> _Data shown_:

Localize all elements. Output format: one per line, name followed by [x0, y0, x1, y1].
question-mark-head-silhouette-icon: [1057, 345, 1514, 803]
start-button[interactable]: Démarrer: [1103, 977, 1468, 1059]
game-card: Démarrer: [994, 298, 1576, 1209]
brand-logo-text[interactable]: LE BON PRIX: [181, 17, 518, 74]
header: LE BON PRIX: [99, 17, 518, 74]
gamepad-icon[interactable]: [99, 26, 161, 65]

> _Exercise requirements_:
Please repeat the rows above, swapping "one per line" for "each on its own line" and changing nothing else.

> _Reply_:
Localize all elements. Output format: each on its own line, name followed by [x0, y0, x1, y1].
question-mark-head-silhouette-icon: [1057, 345, 1514, 803]
start-button[interactable]: Démarrer: [1103, 977, 1468, 1059]
game-card: Démarrer: [994, 298, 1576, 1209]
brand-logo-text[interactable]: LE BON PRIX: [181, 17, 518, 74]
header: LE BON PRIX: [99, 17, 518, 74]
gamepad-icon[interactable]: [99, 26, 161, 65]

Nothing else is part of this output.